▶ **The request**: Pictures should be excluded; otherwise, copy every entry exactly.

— begin —

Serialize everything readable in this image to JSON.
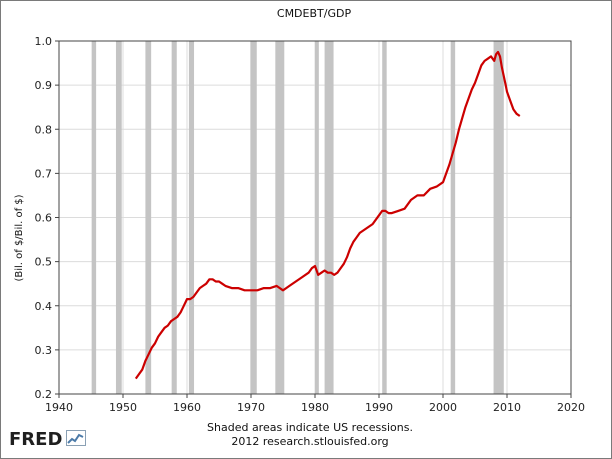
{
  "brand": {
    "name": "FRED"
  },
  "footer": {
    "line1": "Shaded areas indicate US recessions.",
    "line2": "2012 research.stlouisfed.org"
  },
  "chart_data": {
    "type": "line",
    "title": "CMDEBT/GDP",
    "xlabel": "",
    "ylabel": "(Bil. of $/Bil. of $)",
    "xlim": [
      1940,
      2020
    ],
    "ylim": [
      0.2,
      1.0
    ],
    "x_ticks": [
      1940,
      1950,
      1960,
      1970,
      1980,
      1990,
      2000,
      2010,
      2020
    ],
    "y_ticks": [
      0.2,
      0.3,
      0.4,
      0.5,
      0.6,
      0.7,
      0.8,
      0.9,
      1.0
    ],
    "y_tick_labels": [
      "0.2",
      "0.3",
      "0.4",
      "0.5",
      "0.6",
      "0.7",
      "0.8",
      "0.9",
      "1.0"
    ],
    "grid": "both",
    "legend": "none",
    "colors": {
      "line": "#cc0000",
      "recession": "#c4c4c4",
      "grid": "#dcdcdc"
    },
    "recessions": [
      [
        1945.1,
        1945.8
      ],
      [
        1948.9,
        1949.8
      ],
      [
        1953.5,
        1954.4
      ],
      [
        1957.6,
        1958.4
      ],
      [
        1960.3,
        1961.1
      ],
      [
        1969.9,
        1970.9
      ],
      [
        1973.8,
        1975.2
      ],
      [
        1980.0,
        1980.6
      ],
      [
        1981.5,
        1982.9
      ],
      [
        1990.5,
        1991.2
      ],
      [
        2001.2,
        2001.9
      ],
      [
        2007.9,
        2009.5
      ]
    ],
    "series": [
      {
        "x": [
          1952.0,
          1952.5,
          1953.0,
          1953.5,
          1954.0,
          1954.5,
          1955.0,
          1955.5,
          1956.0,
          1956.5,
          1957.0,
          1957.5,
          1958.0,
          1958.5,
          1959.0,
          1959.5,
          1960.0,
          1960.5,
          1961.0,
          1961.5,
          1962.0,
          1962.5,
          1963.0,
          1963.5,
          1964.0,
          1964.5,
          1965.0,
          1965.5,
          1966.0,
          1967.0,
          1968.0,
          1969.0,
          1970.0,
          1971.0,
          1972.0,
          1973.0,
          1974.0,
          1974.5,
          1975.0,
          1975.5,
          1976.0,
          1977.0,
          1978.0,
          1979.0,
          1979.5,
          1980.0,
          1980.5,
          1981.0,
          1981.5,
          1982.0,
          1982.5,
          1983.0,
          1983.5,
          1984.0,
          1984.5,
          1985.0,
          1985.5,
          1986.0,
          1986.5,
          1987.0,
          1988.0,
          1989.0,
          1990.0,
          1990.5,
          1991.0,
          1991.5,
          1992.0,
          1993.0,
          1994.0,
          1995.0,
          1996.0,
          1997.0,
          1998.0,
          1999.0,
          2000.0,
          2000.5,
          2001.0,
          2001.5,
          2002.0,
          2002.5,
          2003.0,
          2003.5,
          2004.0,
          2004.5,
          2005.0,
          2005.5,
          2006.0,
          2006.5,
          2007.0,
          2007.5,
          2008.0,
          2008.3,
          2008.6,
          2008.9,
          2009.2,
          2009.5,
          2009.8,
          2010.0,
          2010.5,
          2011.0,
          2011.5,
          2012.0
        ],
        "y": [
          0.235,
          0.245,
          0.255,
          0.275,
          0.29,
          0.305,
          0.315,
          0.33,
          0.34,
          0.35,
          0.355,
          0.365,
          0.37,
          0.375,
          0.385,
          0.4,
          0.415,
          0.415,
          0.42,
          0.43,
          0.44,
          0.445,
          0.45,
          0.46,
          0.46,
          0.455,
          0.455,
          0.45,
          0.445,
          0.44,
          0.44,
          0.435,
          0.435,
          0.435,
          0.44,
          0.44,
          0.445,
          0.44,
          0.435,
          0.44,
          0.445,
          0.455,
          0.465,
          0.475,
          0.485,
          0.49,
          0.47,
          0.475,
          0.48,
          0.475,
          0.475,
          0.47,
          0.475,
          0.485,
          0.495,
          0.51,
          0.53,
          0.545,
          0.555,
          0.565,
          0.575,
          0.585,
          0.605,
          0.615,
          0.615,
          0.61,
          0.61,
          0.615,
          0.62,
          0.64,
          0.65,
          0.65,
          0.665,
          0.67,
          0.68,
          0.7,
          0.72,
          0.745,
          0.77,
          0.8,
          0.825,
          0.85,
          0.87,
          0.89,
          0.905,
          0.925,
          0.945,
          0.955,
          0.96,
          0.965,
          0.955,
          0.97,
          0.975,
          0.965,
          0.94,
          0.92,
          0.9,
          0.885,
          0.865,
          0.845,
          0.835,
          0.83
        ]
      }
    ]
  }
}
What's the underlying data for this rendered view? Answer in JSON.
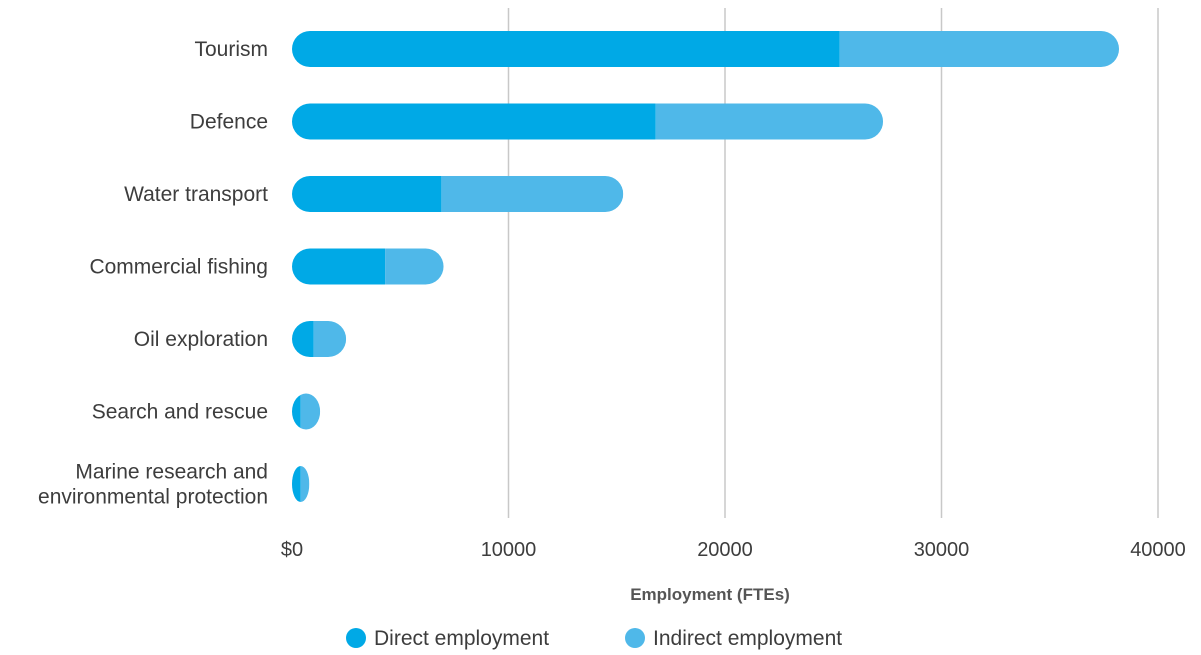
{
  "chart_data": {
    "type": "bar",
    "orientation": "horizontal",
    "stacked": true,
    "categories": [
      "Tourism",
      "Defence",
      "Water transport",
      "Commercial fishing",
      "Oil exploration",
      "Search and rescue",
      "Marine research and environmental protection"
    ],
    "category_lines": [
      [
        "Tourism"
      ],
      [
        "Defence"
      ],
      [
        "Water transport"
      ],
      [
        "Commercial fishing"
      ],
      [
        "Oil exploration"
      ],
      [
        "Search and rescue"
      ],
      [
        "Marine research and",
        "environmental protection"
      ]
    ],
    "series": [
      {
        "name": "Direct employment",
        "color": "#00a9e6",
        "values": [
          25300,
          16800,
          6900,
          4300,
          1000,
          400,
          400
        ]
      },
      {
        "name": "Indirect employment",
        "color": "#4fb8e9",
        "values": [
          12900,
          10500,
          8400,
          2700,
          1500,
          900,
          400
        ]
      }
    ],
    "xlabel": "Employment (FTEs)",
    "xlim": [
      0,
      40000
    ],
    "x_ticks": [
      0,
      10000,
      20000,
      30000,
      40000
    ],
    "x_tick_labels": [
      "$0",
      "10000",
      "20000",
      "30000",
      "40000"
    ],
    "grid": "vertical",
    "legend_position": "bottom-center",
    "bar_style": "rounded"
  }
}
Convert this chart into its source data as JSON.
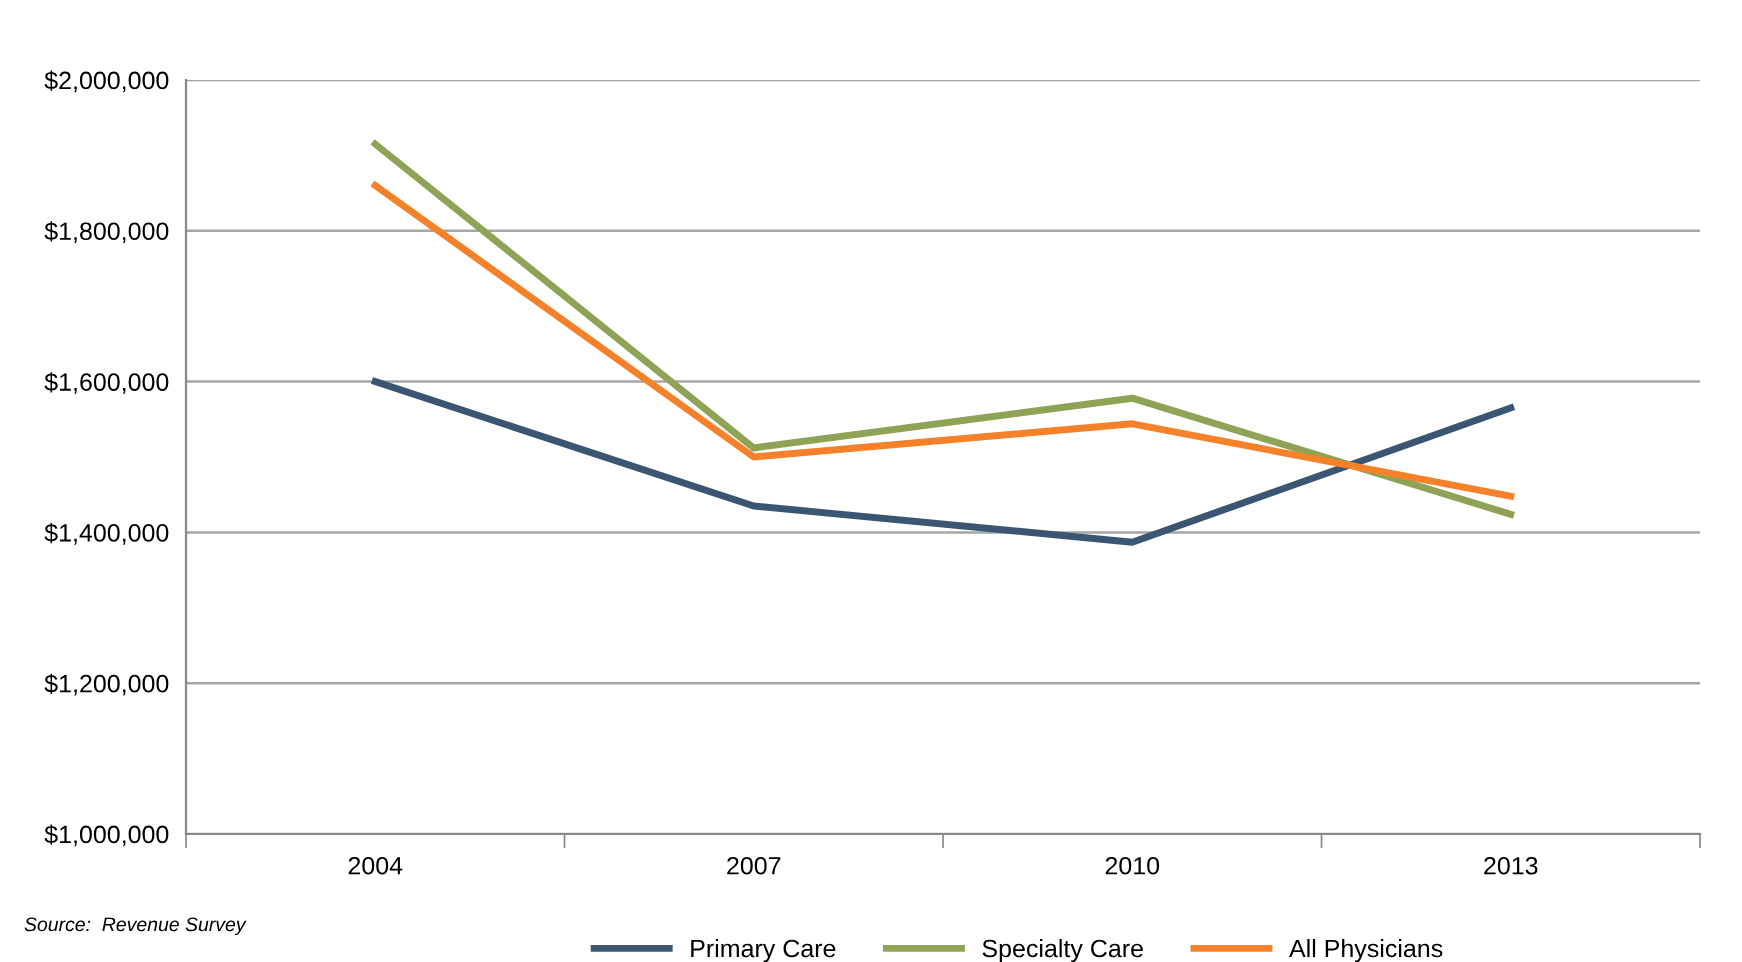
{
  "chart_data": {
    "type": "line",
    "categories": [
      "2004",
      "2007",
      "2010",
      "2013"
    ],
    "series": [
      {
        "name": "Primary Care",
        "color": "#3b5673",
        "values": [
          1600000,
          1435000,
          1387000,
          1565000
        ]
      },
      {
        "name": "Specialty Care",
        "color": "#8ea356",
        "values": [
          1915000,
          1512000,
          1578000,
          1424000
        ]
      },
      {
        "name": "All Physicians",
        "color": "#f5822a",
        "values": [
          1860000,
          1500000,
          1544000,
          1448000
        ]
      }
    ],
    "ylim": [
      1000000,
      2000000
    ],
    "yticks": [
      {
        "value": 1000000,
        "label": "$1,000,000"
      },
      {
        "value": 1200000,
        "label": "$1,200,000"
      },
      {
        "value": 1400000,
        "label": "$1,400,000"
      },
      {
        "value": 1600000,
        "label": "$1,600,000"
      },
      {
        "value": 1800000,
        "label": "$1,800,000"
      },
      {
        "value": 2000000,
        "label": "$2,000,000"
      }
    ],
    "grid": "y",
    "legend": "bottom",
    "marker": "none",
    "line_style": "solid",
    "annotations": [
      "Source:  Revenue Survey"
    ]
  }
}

— end —

▶ **Written response**:
Serialize everything readable in this image to JSON.
{
  "brand": {
    "name": "FRED"
  },
  "footer": {
    "line1": "Shaded areas indicate US recessions.",
    "line2": "2012 research.stlouisfed.org"
  },
  "chart_data": {
    "type": "line",
    "title": "CMDEBT/GDP",
    "xlabel": "",
    "ylabel": "(Bil. of $/Bil. of $)",
    "xlim": [
      1940,
      2020
    ],
    "ylim": [
      0.2,
      1.0
    ],
    "x_ticks": [
      1940,
      1950,
      1960,
      1970,
      1980,
      1990,
      2000,
      2010,
      2020
    ],
    "y_ticks": [
      0.2,
      0.3,
      0.4,
      0.5,
      0.6,
      0.7,
      0.8,
      0.9,
      1.0
    ],
    "y_tick_labels": [
      "0.2",
      "0.3",
      "0.4",
      "0.5",
      "0.6",
      "0.7",
      "0.8",
      "0.9",
      "1.0"
    ],
    "grid": "both",
    "legend": "none",
    "colors": {
      "line": "#cc0000",
      "recession": "#c4c4c4",
      "grid": "#dcdcdc"
    },
    "recessions": [
      [
        1945.1,
        1945.8
      ],
      [
        1948.9,
        1949.8
      ],
      [
        1953.5,
        1954.4
      ],
      [
        1957.6,
        1958.4
      ],
      [
        1960.3,
        1961.1
      ],
      [
        1969.9,
        1970.9
      ],
      [
        1973.8,
        1975.2
      ],
      [
        1980.0,
        1980.6
      ],
      [
        1981.5,
        1982.9
      ],
      [
        1990.5,
        1991.2
      ],
      [
        2001.2,
        2001.9
      ],
      [
        2007.9,
        2009.5
      ]
    ],
    "series": [
      {
        "x": [
          1952.0,
          1952.5,
          1953.0,
          1953.5,
          1954.0,
          1954.5,
          1955.0,
          1955.5,
          1956.0,
          1956.5,
          1957.0,
          1957.5,
          1958.0,
          1958.5,
          1959.0,
          1959.5,
          1960.0,
          1960.5,
          1961.0,
          1961.5,
          1962.0,
          1962.5,
          1963.0,
          1963.5,
          1964.0,
          1964.5,
          1965.0,
          1965.5,
          1966.0,
          1967.0,
          1968.0,
          1969.0,
          1970.0,
          1971.0,
          1972.0,
          1973.0,
          1974.0,
          1974.5,
          1975.0,
          1975.5,
          1976.0,
          1977.0,
          1978.0,
          1979.0,
          1979.5,
          1980.0,
          1980.5,
          1981.0,
          1981.5,
          1982.0,
          1982.5,
          1983.0,
          1983.5,
          1984.0,
          1984.5,
          1985.0,
          1985.5,
          1986.0,
          1986.5,
          1987.0,
          1988.0,
          1989.0,
          1990.0,
          1990.5,
          1991.0,
          1991.5,
          1992.0,
          1993.0,
          1994.0,
          1995.0,
          1996.0,
          1997.0,
          1998.0,
          1999.0,
          2000.0,
          2000.5,
          2001.0,
          2001.5,
          2002.0,
          2002.5,
          2003.0,
          2003.5,
          2004.0,
          2004.5,
          2005.0,
          2005.5,
          2006.0,
          2006.5,
          2007.0,
          2007.5,
          2008.0,
          2008.3,
          2008.6,
          2008.9,
          2009.2,
          2009.5,
          2009.8,
          2010.0,
          2010.5,
          2011.0,
          2011.5,
          2012.0
        ],
        "y": [
          0.235,
          0.245,
          0.255,
          0.275,
          0.29,
          0.305,
          0.315,
          0.33,
          0.34,
          0.35,
          0.355,
          0.365,
          0.37,
          0.375,
          0.385,
          0.4,
          0.415,
          0.415,
          0.42,
          0.43,
          0.44,
          0.445,
          0.45,
          0.46,
          0.46,
          0.455,
          0.455,
          0.45,
          0.445,
          0.44,
          0.44,
          0.435,
          0.435,
          0.435,
          0.44,
          0.44,
          0.445,
          0.44,
          0.435,
          0.44,
          0.445,
          0.455,
          0.465,
          0.475,
          0.485,
          0.49,
          0.47,
          0.475,
          0.48,
          0.475,
          0.475,
          0.47,
          0.475,
          0.485,
          0.495,
          0.51,
          0.53,
          0.545,
          0.555,
          0.565,
          0.575,
          0.585,
          0.605,
          0.615,
          0.615,
          0.61,
          0.61,
          0.615,
          0.62,
          0.64,
          0.65,
          0.65,
          0.665,
          0.67,
          0.68,
          0.7,
          0.72,
          0.745,
          0.77,
          0.8,
          0.825,
          0.85,
          0.87,
          0.89,
          0.905,
          0.925,
          0.945,
          0.955,
          0.96,
          0.965,
          0.955,
          0.97,
          0.975,
          0.965,
          0.94,
          0.92,
          0.9,
          0.885,
          0.865,
          0.845,
          0.835,
          0.83
        ]
      }
    ]
  }
}
What's the underlying data for this rendered view? Answer in JSON.
{
  "chart_data": {
    "type": "bar",
    "orientation": "horizontal",
    "stacked": true,
    "categories": [
      "Tourism",
      "Defence",
      "Water transport",
      "Commercial fishing",
      "Oil exploration",
      "Search and rescue",
      "Marine research and environmental protection"
    ],
    "category_lines": [
      [
        "Tourism"
      ],
      [
        "Defence"
      ],
      [
        "Water transport"
      ],
      [
        "Commercial fishing"
      ],
      [
        "Oil exploration"
      ],
      [
        "Search and rescue"
      ],
      [
        "Marine research and",
        "environmental protection"
      ]
    ],
    "series": [
      {
        "name": "Direct employment",
        "color": "#00a9e6",
        "values": [
          25300,
          16800,
          6900,
          4300,
          1000,
          400,
          400
        ]
      },
      {
        "name": "Indirect employment",
        "color": "#4fb8e9",
        "values": [
          12900,
          10500,
          8400,
          2700,
          1500,
          900,
          400
        ]
      }
    ],
    "xlabel": "Employment (FTEs)",
    "xlim": [
      0,
      40000
    ],
    "x_ticks": [
      0,
      10000,
      20000,
      30000,
      40000
    ],
    "x_tick_labels": [
      "$0",
      "10000",
      "20000",
      "30000",
      "40000"
    ],
    "grid": "vertical",
    "legend_position": "bottom-center",
    "bar_style": "rounded"
  }
}
Convert this chart into its source data as JSON.
{
  "chart_data": {
    "type": "line",
    "categories": [
      "2004",
      "2007",
      "2010",
      "2013"
    ],
    "series": [
      {
        "name": "Primary Care",
        "color": "#3b5673",
        "values": [
          1600000,
          1435000,
          1387000,
          1565000
        ]
      },
      {
        "name": "Specialty Care",
        "color": "#8ea356",
        "values": [
          1915000,
          1512000,
          1578000,
          1424000
        ]
      },
      {
        "name": "All Physicians",
        "color": "#f5822a",
        "values": [
          1860000,
          1500000,
          1544000,
          1448000
        ]
      }
    ],
    "ylim": [
      1000000,
      2000000
    ],
    "yticks": [
      {
        "value": 1000000,
        "label": "$1,000,000"
      },
      {
        "value": 1200000,
        "label": "$1,200,000"
      },
      {
        "value": 1400000,
        "label": "$1,400,000"
      },
      {
        "value": 1600000,
        "label": "$1,600,000"
      },
      {
        "value": 1800000,
        "label": "$1,800,000"
      },
      {
        "value": 2000000,
        "label": "$2,000,000"
      }
    ],
    "grid": "y",
    "legend": "bottom",
    "marker": "none",
    "line_style": "solid",
    "annotations": [
      "Source:  Revenue Survey"
    ]
  }
}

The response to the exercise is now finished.